▸ **SUPPLIED TEXT**:
_ _ _ _ _
An enrichment analysis was performed to evaluate which measure yields the most accurate associations. For this, we listed ranked predictions for each of the four measures (i.e., S, θi, θ, and E). The number of ground truth domain-GO term pairs (provided by manually curated InterPro2GO associations) in the top K predictions was calculated for each measure. The number of manually associated pairs that are anticipated to appear in the top K predictions (i.e., expected mappings) was then estimated using the ratio of pairs that are verified by InterPro2GO across the entire prediction list. Enrichment plots (i.e., the ratio of observed to expected mappings in top K domain-GO term pairs) by each of the four measures (S, θi, θ, and E) are displayed in Figure 3. Pairs ranked by the θi scores showed no significant enrichment at any rank cutoff. The enrichment was 6.1-fold in the top 100 predictions when the pairs were ranked by θ, verifying the improved performance after EM optimization. Ranking by E increased the enrichment slightly further (from 3.4- to 4.7-fold) in the top 1000. The ranking by S yielded the highest enrichment, with 19-fold, in the top 100 predictions. The results suggest that the S score was able to identify significant domain-GO term pairs better than θi, θ, and E, especially at low-rank cutoffs (in the top 100 to 10,000 predictions). However, if the likelihood ratio test could be performed on the full initial set with a sufficient number of iterations, it might be possible for the E score to compete with the S score. Unfortunately, we were unable to test this hypothesis due to the significant computational time required for the calculation of the E scores. Based on the results of the ablation study, we decided to continue our experiments with the mappings obtained from co-occurrence similarity-based (S) filtering.

2.3 Comparison with the manually curated associations
The InterPro team has generated a set of curated domain function annotations called “InterPro2GO,” by first matching the InterPro entries with UniProtKB proteins using sequence information and then assigning GO terms to them based on common features shared between the matched proteins (Mitchell et al., 2015). InterPro2GO mappings are manually curated, thus considered reliable. However, their coverage is low due to the time and labor-intensive nature of manual curation. In its current form, there are 5881 manual associations between 3056 domains and 1524 GO terms in InterPro2GO (version: 2020/12).
To evaluate our method in terms of generating biologically relevant domain-GO term associations, we compared the finalized Domain2GO mappings with InterPro2GO as a reference domain annotation system. For this, we calculated the correspondence between domain-GO term pairs, which revealed that our predictions retrieved 737 out of 5881 InterPro2GO associations. When the correspondence between domains was evaluated, we observed that 60% of the domains in the manual associations were paired with at least one GO term in our predictions as well. We found that 30% of the domains in our predictions were also included in the InterPro2GO associations. Similar calculations were performed on GO terms, yielding a 67% and 9% correspondence rate, respectively. According to these results, Domain2GO managed to find connections to more than half of the domains and GO terms presented in InterPro2GO and many more.
_ _ _ _ _
▸ **INFORMATION GIVEN**:

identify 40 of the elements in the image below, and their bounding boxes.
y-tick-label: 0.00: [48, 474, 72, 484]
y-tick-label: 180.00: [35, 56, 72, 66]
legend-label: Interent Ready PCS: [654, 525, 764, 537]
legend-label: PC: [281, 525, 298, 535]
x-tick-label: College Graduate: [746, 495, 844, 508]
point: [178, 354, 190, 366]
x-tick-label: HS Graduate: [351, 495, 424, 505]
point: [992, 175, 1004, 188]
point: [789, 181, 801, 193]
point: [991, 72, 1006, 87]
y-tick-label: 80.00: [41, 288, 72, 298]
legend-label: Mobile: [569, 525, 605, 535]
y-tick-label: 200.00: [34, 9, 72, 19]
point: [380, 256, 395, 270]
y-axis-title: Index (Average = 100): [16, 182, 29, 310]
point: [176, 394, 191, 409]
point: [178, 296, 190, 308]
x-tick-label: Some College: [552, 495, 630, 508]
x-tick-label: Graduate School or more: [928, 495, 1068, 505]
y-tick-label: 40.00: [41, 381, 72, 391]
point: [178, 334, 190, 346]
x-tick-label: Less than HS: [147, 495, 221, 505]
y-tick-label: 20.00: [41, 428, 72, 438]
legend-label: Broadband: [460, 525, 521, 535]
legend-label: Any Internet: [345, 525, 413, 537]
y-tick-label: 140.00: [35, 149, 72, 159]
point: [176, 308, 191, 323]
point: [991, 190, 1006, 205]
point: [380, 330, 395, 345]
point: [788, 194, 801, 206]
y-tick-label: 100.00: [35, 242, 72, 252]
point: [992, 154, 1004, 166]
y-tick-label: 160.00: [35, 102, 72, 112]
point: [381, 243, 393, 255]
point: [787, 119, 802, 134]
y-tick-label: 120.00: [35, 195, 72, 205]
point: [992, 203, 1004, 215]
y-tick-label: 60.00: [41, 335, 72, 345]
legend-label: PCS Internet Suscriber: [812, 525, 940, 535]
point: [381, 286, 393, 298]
_ _ _ _ _
For each statement below, decide whether it agrees with the text on domain-GO term associations. Answer yes or no, and quote the words of the text that decide it.
1. Ranking the pairs by S gave a 19-fold enrichment in the top 100 predictions.
2. Pairs ranked by the θi scores showed significant enrichment at low rank cutoffs.
3. The authors tested whether the E score could compete with the S score if the likelihood ratio test were run on the full initial set.

▸ **ANSWER**:
1. Yes: "The ranking by S yielded the highest enrichment, with 19-fold, in the top 100 predictions."
2. No: "Pairs ranked by the θi scores showed no significant enrichment at any rank cutoff."
3. No: "Unfortunately, we were unable to test this hypothesis due to the significant computational time required for the calculation of the E scores."